## [GIVEN INSTRUCTION]
Write out every entry exactly as it appears.

--- START EXTRACTED RECORDS ---

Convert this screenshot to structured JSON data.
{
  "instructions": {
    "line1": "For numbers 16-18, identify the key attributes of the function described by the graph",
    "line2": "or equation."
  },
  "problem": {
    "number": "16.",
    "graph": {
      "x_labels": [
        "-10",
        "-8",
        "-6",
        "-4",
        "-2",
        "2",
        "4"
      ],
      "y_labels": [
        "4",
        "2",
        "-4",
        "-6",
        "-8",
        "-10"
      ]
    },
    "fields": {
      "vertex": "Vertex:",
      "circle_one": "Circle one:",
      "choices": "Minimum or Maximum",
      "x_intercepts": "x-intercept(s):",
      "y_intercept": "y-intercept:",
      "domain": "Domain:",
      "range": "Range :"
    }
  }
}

--- END EXTRACTED RECORDS ---

## [FULL SOLUTION]
Convert this screenshot to structured JSON data.
{
  "instructions": {
    "line1": "For numbers 16-18, identify the key attributes of the function described by the graph",
    "line2": "or equation."
  },
  "problem": {
    "number": "16.",
    "graph": {
      "x_labels": [
        "-10",
        "-8",
        "-6",
        "-4",
        "-2",
        "2",
        "4"
      ],
      "y_labels": [
        "4",
        "2",
        "-4",
        "-6",
        "-8",
        "-10"
      ]
    },
    "fields": {
      "vertex": "Vertex:",
      "circle_one": "Circle one:",
      "choices": "Minimum or Maximum",
      "x_intercepts": "x-intercept(s):",
      "y_intercept": "y-intercept:",
      "domain": "Domain:",
      "range": "Range :"
    }
  }
}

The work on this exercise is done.